What is needed »
Copy every row below verbatim, keeping each character, number, and tag unchanged.

Listings of element regions »
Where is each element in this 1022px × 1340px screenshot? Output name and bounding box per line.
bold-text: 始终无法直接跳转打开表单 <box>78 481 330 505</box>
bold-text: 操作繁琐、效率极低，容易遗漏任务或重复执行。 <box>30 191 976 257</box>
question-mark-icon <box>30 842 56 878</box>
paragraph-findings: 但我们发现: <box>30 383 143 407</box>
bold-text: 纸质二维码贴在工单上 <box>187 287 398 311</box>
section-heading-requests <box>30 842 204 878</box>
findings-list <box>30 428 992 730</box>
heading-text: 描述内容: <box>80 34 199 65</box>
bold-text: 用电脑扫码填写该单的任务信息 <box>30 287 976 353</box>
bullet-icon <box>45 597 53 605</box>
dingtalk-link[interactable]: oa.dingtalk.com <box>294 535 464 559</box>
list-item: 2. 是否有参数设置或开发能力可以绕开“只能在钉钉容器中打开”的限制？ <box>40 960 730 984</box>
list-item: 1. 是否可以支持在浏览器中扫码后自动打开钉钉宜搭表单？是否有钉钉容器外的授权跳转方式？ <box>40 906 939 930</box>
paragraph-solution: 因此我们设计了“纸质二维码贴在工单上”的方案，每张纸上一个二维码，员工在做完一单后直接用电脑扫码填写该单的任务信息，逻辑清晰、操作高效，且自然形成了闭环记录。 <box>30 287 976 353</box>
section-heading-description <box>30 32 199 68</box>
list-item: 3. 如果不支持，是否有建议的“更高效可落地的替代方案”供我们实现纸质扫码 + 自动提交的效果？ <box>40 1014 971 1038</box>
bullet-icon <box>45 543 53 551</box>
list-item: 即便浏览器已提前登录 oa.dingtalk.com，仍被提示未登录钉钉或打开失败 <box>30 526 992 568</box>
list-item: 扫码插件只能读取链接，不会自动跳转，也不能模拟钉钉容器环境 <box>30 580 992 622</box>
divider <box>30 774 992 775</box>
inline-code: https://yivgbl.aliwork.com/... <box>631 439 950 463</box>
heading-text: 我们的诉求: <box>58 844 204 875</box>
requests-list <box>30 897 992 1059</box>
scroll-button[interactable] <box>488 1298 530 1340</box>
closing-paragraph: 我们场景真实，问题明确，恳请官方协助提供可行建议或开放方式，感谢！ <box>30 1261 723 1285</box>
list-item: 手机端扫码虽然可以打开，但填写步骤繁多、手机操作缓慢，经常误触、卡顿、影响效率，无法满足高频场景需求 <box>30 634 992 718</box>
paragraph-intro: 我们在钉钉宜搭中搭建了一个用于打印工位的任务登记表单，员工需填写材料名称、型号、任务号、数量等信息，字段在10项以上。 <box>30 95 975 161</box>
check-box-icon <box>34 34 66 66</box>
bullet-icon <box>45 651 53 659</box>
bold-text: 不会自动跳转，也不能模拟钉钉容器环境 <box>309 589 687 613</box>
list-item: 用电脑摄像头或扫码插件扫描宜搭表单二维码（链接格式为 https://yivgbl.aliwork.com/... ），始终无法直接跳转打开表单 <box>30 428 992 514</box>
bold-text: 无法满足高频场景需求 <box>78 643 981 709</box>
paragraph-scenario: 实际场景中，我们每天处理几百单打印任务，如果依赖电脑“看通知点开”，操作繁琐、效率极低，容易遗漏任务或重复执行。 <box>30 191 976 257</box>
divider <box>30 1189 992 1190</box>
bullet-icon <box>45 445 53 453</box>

Result »
Where is each element in this 1022px × 1340px screenshot? Output name and bounding box per line.
bold-text: 始终无法直接跳转打开表单 <box>78 481 330 505</box>
bold-text: 操作繁琐、效率极低，容易遗漏任务或重复执行。 <box>30 191 976 257</box>
question-mark-icon <box>30 842 56 878</box>
paragraph-findings: 但我们发现: <box>30 383 143 407</box>
bold-text: 纸质二维码贴在工单上 <box>187 287 398 311</box>
section-heading-requests <box>30 842 204 878</box>
findings-list <box>30 428 992 730</box>
heading-text: 描述内容: <box>80 34 199 65</box>
bold-text: 用电脑扫码填写该单的任务信息 <box>30 287 976 353</box>
bullet-icon <box>45 597 53 605</box>
dingtalk-link[interactable]: oa.dingtalk.com <box>294 535 464 559</box>
list-item: 2. 是否有参数设置或开发能力可以绕开“只能在钉钉容器中打开”的限制？ <box>40 960 730 984</box>
list-item: 1. 是否可以支持在浏览器中扫码后自动打开钉钉宜搭表单？是否有钉钉容器外的授权跳转方式？ <box>40 906 939 930</box>
paragraph-solution: 因此我们设计了“纸质二维码贴在工单上”的方案，每张纸上一个二维码，员工在做完一单后直接用电脑扫码填写该单的任务信息，逻辑清晰、操作高效，且自然形成了闭环记录。 <box>30 287 976 353</box>
section-heading-description <box>30 32 199 68</box>
list-item: 3. 如果不支持，是否有建议的“更高效可落地的替代方案”供我们实现纸质扫码 + 自动提交的效果？ <box>40 1014 971 1038</box>
bullet-icon <box>45 543 53 551</box>
list-item: 即便浏览器已提前登录 oa.dingtalk.com，仍被提示未登录钉钉或打开失败 <box>30 526 992 568</box>
list-item: 扫码插件只能读取链接，不会自动跳转，也不能模拟钉钉容器环境 <box>30 580 992 622</box>
divider <box>30 774 992 775</box>
inline-code: https://yivgbl.aliwork.com/... <box>631 439 950 463</box>
heading-text: 我们的诉求: <box>58 844 204 875</box>
requests-list <box>30 897 992 1059</box>
scroll-button[interactable] <box>488 1298 530 1340</box>
closing-paragraph: 我们场景真实，问题明确，恳请官方协助提供可行建议或开放方式，感谢！ <box>30 1261 723 1285</box>
list-item: 手机端扫码虽然可以打开，但填写步骤繁多、手机操作缓慢，经常误触、卡顿、影响效率，无法满足高频场景需求 <box>30 634 992 718</box>
paragraph-intro: 我们在钉钉宜搭中搭建了一个用于打印工位的任务登记表单，员工需填写材料名称、型号、任务号、数量等信息，字段在10项以上。 <box>30 95 975 161</box>
check-box-icon <box>34 34 66 66</box>
bullet-icon <box>45 651 53 659</box>
bold-text: 不会自动跳转，也不能模拟钉钉容器环境 <box>309 589 687 613</box>
list-item: 用电脑摄像头或扫码插件扫描宜搭表单二维码（链接格式为 https://yivgbl.aliwork.com/... ），始终无法直接跳转打开表单 <box>30 428 992 514</box>
bold-text: 无法满足高频场景需求 <box>78 643 981 709</box>
paragraph-scenario: 实际场景中，我们每天处理几百单打印任务，如果依赖电脑“看通知点开”，操作繁琐、效率极低，容易遗漏任务或重复执行。 <box>30 191 976 257</box>
divider <box>30 1189 992 1190</box>
bullet-icon <box>45 445 53 453</box>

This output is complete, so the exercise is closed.